What you should do: Please quote every line word for word.

****************

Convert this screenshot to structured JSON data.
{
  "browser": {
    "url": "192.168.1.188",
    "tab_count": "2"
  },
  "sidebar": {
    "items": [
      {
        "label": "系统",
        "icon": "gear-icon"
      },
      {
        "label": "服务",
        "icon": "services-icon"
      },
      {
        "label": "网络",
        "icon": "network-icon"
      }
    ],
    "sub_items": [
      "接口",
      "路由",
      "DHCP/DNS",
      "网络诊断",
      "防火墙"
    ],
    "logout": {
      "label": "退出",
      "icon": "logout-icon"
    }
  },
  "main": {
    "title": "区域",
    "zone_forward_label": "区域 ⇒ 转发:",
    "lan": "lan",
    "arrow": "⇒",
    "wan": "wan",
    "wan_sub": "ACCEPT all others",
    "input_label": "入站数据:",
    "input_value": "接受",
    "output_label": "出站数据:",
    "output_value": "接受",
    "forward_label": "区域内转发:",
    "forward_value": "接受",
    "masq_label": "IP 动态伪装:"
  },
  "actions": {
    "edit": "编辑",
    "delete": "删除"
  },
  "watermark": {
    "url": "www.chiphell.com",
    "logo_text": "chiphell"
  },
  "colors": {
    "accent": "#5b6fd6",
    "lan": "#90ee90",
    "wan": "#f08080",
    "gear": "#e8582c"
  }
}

****************

Solution for this problem:
Convert this screenshot to structured JSON data.
{
  "browser": {
    "url": "192.168.1.188",
    "tab_count": "2"
  },
  "sidebar": {
    "items": [
      {
        "label": "系统",
        "icon": "gear-icon"
      },
      {
        "label": "服务",
        "icon": "services-icon"
      },
      {
        "label": "网络",
        "icon": "network-icon"
      }
    ],
    "sub_items": [
      "接口",
      "路由",
      "DHCP/DNS",
      "网络诊断",
      "防火墙"
    ],
    "logout": {
      "label": "退出",
      "icon": "logout-icon"
    }
  },
  "main": {
    "title": "区域",
    "zone_forward_label": "区域 ⇒ 转发:",
    "lan": "lan",
    "arrow": "⇒",
    "wan": "wan",
    "wan_sub": "ACCEPT all others",
    "input_label": "入站数据:",
    "input_value": "接受",
    "output_label": "出站数据:",
    "output_value": "接受",
    "forward_label": "区域内转发:",
    "forward_value": "接受",
    "masq_label": "IP 动态伪装:"
  },
  "actions": {
    "edit": "编辑",
    "delete": "删除"
  },
  "watermark": {
    "url": "www.chiphell.com",
    "logo_text": "chiphell"
  },
  "colors": {
    "accent": "#5b6fd6",
    "lan": "#90ee90",
    "wan": "#f08080",
    "gear": "#e8582c"
  }
}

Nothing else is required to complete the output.